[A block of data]
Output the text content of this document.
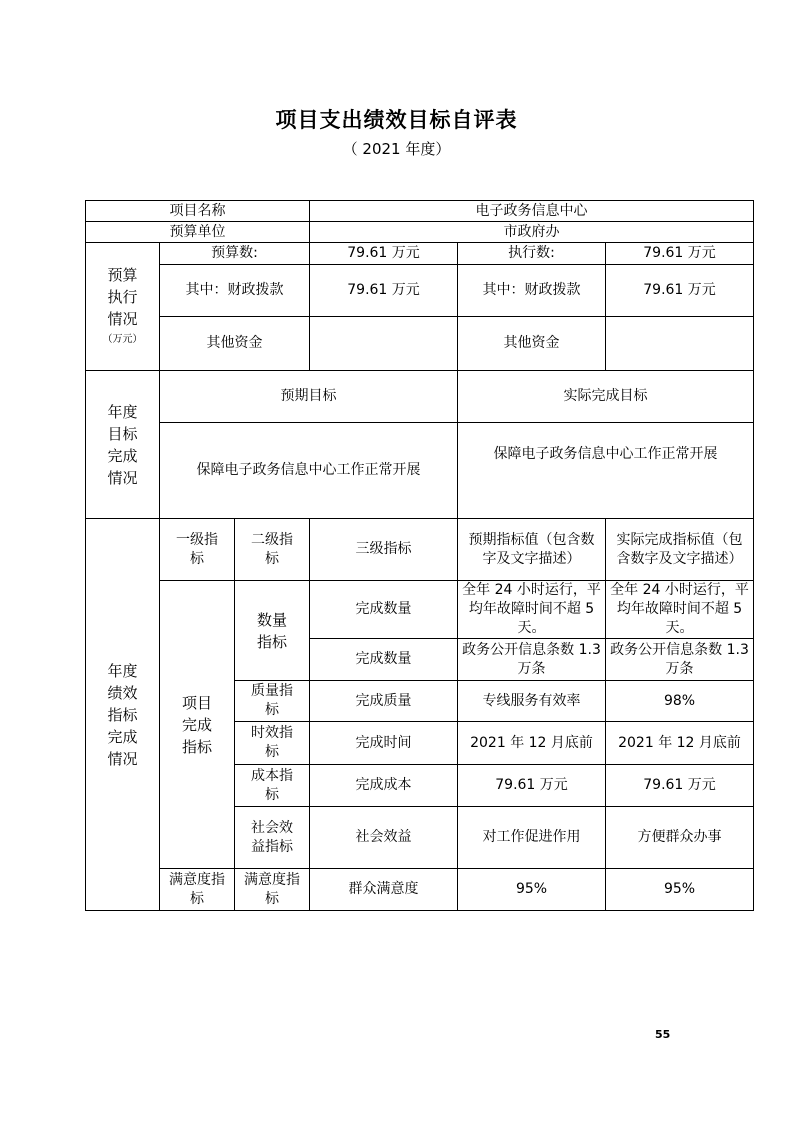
项目支出绩效目标自评表
（ 2021 年度）
项目名称			电子政务信息中心		
预算单位			市政府办		

预算执行情况
（万元）	预算数:		79.61 万元	执行数:	79.61 万元
	其中：财政拨款		79.61 万元	其中：财政拨款	79.61 万元
	其他资金			其他资金	

年度目标完成情况	预期目标			实际完成目标	
	保障电子政务信息中心工作正常开展			保障电子政务信息中心工作正常开展	

年度绩效指标完成情况	一级指标	二级指标	三级指标	预期指标值（包含数字及文字描述）	实际完成指标值（包含数字及文字描述）

	项目完成指标	数量指标	完成数量	全年 24 小时运行，平均年故障时间不超 5 天。	全年 24 小时运行，平均年故障时间不超 5 天。
			完成数量	政务公开信息条数 1.3 万条	政务公开信息条数 1.3 万条

		质量指标	完成质量	专线服务有效率	98%

		时效指标	完成时间	2021 年 12 月底前	2021 年 12 月底前

		成本指标	完成成本	79.61 万元	79.61 万元

		社会效益指标	社会效益	对工作促进作用	方便群众办事

	满意度指标	满意度指标	群众满意度	95%	95%
55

■ **Given exercise**
List each line of the entries that holds the string "完成数量".

■ **Result of the exercise**
	项目完成指标	数量指标	完成数量	全年 24 小时运行，平均年故障时间不超 5 天。	全年 24 小时运行，平均年故障时间不超 5 天。
			完成数量	政务公开信息条数 1.3 万条	政务公开信息条数 1.3 万条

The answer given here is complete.